* BEGIN Given records *

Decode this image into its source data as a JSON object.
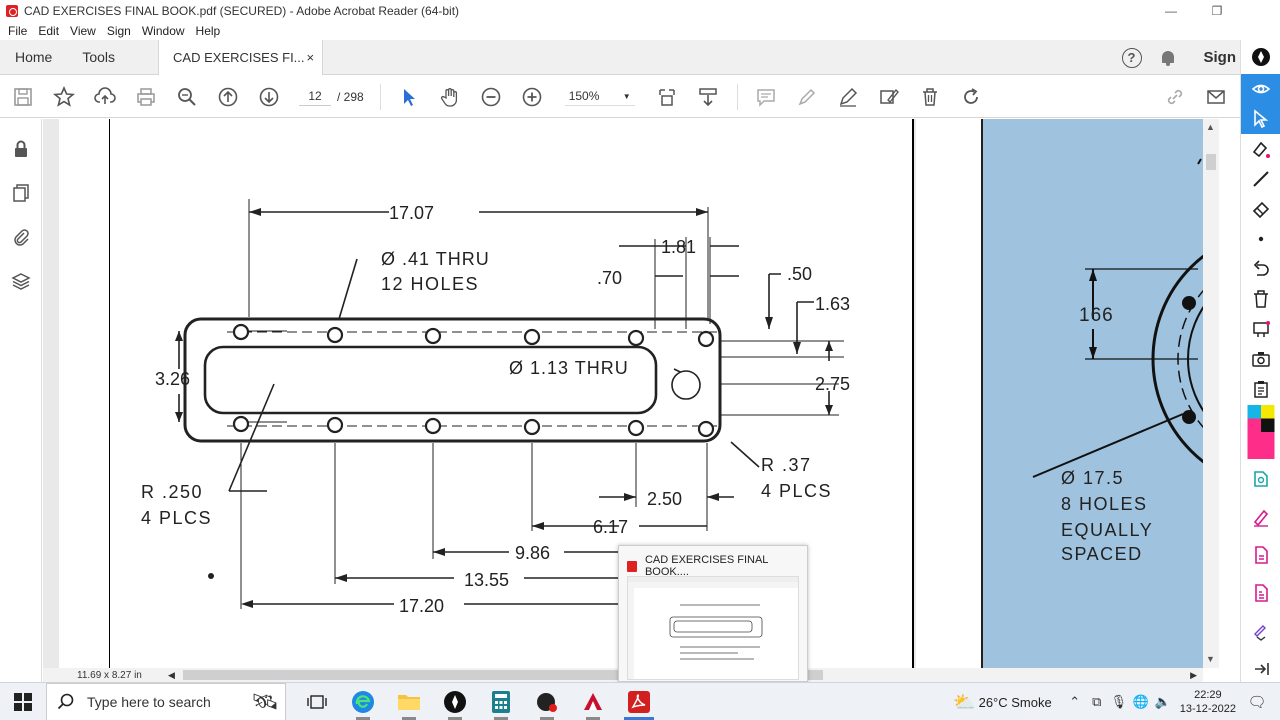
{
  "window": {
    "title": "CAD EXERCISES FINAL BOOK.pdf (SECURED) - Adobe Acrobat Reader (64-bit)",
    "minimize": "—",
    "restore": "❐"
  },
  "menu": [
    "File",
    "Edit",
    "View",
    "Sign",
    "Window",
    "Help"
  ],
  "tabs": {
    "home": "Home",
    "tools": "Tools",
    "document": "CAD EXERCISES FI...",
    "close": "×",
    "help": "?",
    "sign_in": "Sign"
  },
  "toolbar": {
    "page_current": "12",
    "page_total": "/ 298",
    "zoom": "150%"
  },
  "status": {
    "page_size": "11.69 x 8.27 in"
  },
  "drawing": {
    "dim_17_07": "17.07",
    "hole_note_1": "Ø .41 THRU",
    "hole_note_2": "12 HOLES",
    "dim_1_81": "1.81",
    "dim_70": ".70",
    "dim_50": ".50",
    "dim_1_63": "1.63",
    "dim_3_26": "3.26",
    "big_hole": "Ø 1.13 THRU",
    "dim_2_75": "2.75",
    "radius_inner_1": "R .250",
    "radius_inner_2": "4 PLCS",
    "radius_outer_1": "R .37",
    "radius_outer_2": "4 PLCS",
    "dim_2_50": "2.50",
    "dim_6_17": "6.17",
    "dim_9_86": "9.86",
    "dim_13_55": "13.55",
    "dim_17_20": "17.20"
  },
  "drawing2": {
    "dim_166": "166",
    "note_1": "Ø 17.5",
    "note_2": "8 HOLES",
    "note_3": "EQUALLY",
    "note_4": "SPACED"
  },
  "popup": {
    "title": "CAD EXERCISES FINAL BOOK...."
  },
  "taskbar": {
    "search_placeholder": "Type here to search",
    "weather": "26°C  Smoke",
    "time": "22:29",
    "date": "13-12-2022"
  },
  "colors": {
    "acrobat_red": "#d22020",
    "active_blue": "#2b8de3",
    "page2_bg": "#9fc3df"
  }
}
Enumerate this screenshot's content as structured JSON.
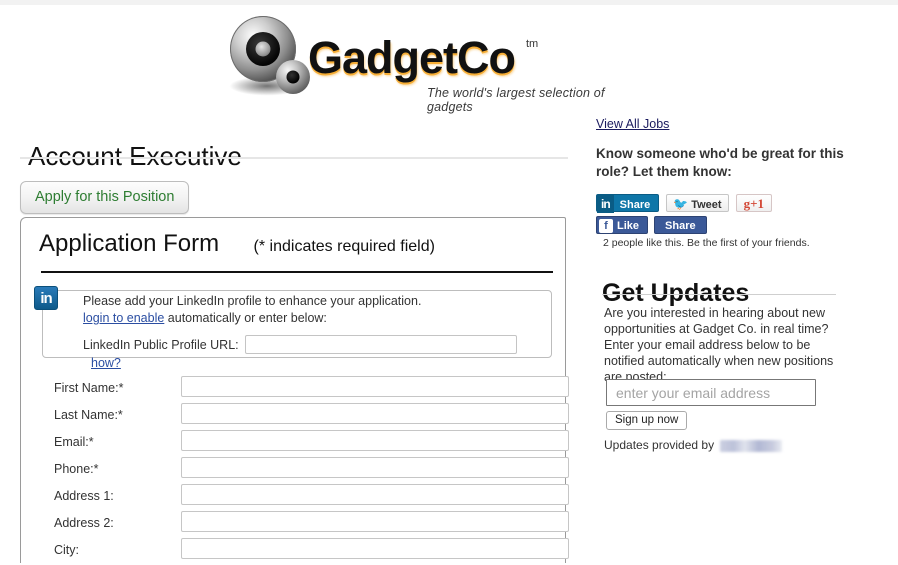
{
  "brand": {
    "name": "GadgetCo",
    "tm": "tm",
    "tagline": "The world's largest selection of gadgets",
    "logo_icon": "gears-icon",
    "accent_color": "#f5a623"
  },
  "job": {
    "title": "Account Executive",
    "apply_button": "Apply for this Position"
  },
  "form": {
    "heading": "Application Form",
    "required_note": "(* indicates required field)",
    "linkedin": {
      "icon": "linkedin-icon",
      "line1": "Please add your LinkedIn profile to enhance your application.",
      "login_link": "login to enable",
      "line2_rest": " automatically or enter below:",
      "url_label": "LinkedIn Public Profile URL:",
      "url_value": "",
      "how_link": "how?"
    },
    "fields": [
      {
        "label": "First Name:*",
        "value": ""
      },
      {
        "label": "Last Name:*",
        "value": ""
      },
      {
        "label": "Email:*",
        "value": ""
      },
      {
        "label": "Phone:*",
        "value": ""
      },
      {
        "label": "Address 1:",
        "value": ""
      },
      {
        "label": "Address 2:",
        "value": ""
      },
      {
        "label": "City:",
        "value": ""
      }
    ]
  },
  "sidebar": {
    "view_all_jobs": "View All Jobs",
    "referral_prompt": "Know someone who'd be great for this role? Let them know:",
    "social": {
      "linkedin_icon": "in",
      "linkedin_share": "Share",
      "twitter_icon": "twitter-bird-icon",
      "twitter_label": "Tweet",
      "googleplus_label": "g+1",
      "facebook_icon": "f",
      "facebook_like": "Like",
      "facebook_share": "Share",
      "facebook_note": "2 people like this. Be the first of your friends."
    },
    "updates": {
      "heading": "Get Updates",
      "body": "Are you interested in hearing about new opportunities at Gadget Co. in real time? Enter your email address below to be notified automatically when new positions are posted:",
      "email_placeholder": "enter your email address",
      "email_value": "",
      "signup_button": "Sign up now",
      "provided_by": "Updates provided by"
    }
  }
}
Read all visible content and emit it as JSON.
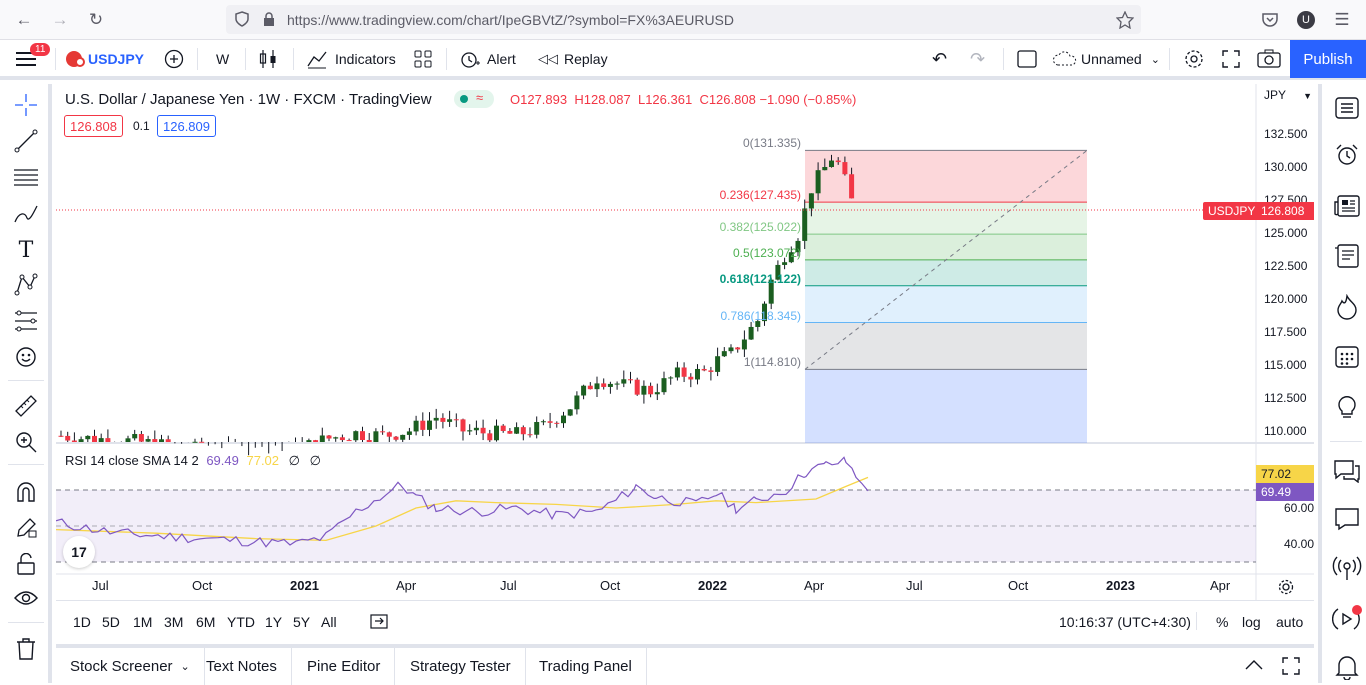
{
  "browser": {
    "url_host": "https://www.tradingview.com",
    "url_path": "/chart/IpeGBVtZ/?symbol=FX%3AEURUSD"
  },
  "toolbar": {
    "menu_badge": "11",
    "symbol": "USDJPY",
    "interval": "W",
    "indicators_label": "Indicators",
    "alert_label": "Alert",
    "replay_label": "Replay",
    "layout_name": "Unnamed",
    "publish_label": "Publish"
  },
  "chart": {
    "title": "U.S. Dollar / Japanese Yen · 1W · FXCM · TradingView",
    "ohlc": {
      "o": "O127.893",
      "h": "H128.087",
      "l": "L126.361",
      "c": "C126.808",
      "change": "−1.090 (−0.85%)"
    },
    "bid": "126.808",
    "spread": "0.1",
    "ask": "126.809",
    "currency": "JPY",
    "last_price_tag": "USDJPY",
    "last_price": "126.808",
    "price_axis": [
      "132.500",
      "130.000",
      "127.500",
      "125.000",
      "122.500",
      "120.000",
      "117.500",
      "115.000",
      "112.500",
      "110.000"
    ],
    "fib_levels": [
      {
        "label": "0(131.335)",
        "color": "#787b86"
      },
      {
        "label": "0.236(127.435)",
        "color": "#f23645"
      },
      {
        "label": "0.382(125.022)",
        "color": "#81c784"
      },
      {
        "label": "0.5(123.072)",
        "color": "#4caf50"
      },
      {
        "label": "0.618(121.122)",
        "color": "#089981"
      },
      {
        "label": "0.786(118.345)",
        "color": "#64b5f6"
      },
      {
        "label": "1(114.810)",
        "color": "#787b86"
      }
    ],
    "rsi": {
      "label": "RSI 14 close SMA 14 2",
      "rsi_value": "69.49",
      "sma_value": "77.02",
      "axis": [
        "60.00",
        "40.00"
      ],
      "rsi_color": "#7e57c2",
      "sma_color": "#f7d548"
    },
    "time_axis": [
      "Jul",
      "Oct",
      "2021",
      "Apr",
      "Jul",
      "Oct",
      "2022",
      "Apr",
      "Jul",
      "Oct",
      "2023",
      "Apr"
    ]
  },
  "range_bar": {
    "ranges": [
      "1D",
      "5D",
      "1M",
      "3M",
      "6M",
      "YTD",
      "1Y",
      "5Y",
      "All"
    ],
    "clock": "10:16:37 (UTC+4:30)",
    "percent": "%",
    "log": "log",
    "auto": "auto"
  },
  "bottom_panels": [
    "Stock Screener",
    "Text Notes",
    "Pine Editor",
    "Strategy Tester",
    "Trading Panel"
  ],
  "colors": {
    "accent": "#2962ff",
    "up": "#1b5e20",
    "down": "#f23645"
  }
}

* END Given records *

Transcribe the listing above verbatim. Omit the pictures.

Decode this image into its source data as a JSON object.
{
  "window": {
    "title": "CAD EXERCISES FINAL BOOK.pdf (SECURED) - Adobe Acrobat Reader (64-bit)",
    "minimize": "—",
    "restore": "❐"
  },
  "menu": [
    "File",
    "Edit",
    "View",
    "Sign",
    "Window",
    "Help"
  ],
  "tabs": {
    "home": "Home",
    "tools": "Tools",
    "document": "CAD EXERCISES FI...",
    "close": "×",
    "help": "?",
    "sign_in": "Sign"
  },
  "toolbar": {
    "page_current": "12",
    "page_total": "/ 298",
    "zoom": "150%"
  },
  "status": {
    "page_size": "11.69 x 8.27 in"
  },
  "drawing": {
    "dim_17_07": "17.07",
    "hole_note_1": "Ø .41 THRU",
    "hole_note_2": "12 HOLES",
    "dim_1_81": "1.81",
    "dim_70": ".70",
    "dim_50": ".50",
    "dim_1_63": "1.63",
    "dim_3_26": "3.26",
    "big_hole": "Ø 1.13 THRU",
    "dim_2_75": "2.75",
    "radius_inner_1": "R .250",
    "radius_inner_2": "4 PLCS",
    "radius_outer_1": "R .37",
    "radius_outer_2": "4 PLCS",
    "dim_2_50": "2.50",
    "dim_6_17": "6.17",
    "dim_9_86": "9.86",
    "dim_13_55": "13.55",
    "dim_17_20": "17.20"
  },
  "drawing2": {
    "dim_166": "166",
    "note_1": "Ø 17.5",
    "note_2": "8 HOLES",
    "note_3": "EQUALLY",
    "note_4": "SPACED"
  },
  "popup": {
    "title": "CAD EXERCISES FINAL BOOK...."
  },
  "taskbar": {
    "search_placeholder": "Type here to search",
    "weather": "26°C  Smoke",
    "time": "22:29",
    "date": "13-12-2022"
  },
  "colors": {
    "acrobat_red": "#d22020",
    "active_blue": "#2b8de3",
    "page2_bg": "#9fc3df"
  }
}
Enumerate this screenshot's content as structured JSON.
{
  "brand": {
    "name": "GadgetCo",
    "tm": "tm",
    "tagline": "The world's largest selection of gadgets",
    "logo_icon": "gears-icon",
    "accent_color": "#f5a623"
  },
  "job": {
    "title": "Account Executive",
    "apply_button": "Apply for this Position"
  },
  "form": {
    "heading": "Application Form",
    "required_note": "(* indicates required field)",
    "linkedin": {
      "icon": "linkedin-icon",
      "line1": "Please add your LinkedIn profile to enhance your application.",
      "login_link": "login to enable",
      "line2_rest": " automatically or enter below:",
      "url_label": "LinkedIn Public Profile URL:",
      "url_value": "",
      "how_link": "how?"
    },
    "fields": [
      {
        "label": "First Name:*",
        "value": ""
      },
      {
        "label": "Last Name:*",
        "value": ""
      },
      {
        "label": "Email:*",
        "value": ""
      },
      {
        "label": "Phone:*",
        "value": ""
      },
      {
        "label": "Address 1:",
        "value": ""
      },
      {
        "label": "Address 2:",
        "value": ""
      },
      {
        "label": "City:",
        "value": ""
      }
    ]
  },
  "sidebar": {
    "view_all_jobs": "View All Jobs",
    "referral_prompt": "Know someone who'd be great for this role? Let them know:",
    "social": {
      "linkedin_icon": "in",
      "linkedin_share": "Share",
      "twitter_icon": "twitter-bird-icon",
      "twitter_label": "Tweet",
      "googleplus_label": "g+1",
      "facebook_icon": "f",
      "facebook_like": "Like",
      "facebook_share": "Share",
      "facebook_note": "2 people like this. Be the first of your friends."
    },
    "updates": {
      "heading": "Get Updates",
      "body": "Are you interested in hearing about new opportunities at Gadget Co. in real time? Enter your email address below to be notified automatically when new positions are posted:",
      "email_placeholder": "enter your email address",
      "email_value": "",
      "signup_button": "Sign up now",
      "provided_by": "Updates provided by"
    }
  }
}
Read all visible content and emit it as JSON.
{
  "browser": {
    "url_host": "https://www.tradingview.com",
    "url_path": "/chart/IpeGBVtZ/?symbol=FX%3AEURUSD"
  },
  "toolbar": {
    "menu_badge": "11",
    "symbol": "USDJPY",
    "interval": "W",
    "indicators_label": "Indicators",
    "alert_label": "Alert",
    "replay_label": "Replay",
    "layout_name": "Unnamed",
    "publish_label": "Publish"
  },
  "chart": {
    "title": "U.S. Dollar / Japanese Yen · 1W · FXCM · TradingView",
    "ohlc": {
      "o": "O127.893",
      "h": "H128.087",
      "l": "L126.361",
      "c": "C126.808",
      "change": "−1.090 (−0.85%)"
    },
    "bid": "126.808",
    "spread": "0.1",
    "ask": "126.809",
    "currency": "JPY",
    "last_price_tag": "USDJPY",
    "last_price": "126.808",
    "price_axis": [
      "132.500",
      "130.000",
      "127.500",
      "125.000",
      "122.500",
      "120.000",
      "117.500",
      "115.000",
      "112.500",
      "110.000"
    ],
    "fib_levels": [
      {
        "label": "0(131.335)",
        "color": "#787b86"
      },
      {
        "label": "0.236(127.435)",
        "color": "#f23645"
      },
      {
        "label": "0.382(125.022)",
        "color": "#81c784"
      },
      {
        "label": "0.5(123.072)",
        "color": "#4caf50"
      },
      {
        "label": "0.618(121.122)",
        "color": "#089981"
      },
      {
        "label": "0.786(118.345)",
        "color": "#64b5f6"
      },
      {
        "label": "1(114.810)",
        "color": "#787b86"
      }
    ],
    "rsi": {
      "label": "RSI 14 close SMA 14 2",
      "rsi_value": "69.49",
      "sma_value": "77.02",
      "axis": [
        "60.00",
        "40.00"
      ],
      "rsi_color": "#7e57c2",
      "sma_color": "#f7d548"
    },
    "time_axis": [
      "Jul",
      "Oct",
      "2021",
      "Apr",
      "Jul",
      "Oct",
      "2022",
      "Apr",
      "Jul",
      "Oct",
      "2023",
      "Apr"
    ]
  },
  "range_bar": {
    "ranges": [
      "1D",
      "5D",
      "1M",
      "3M",
      "6M",
      "YTD",
      "1Y",
      "5Y",
      "All"
    ],
    "clock": "10:16:37 (UTC+4:30)",
    "percent": "%",
    "log": "log",
    "auto": "auto"
  },
  "bottom_panels": [
    "Stock Screener",
    "Text Notes",
    "Pine Editor",
    "Strategy Tester",
    "Trading Panel"
  ],
  "colors": {
    "accent": "#2962ff",
    "up": "#1b5e20",
    "down": "#f23645"
  }
}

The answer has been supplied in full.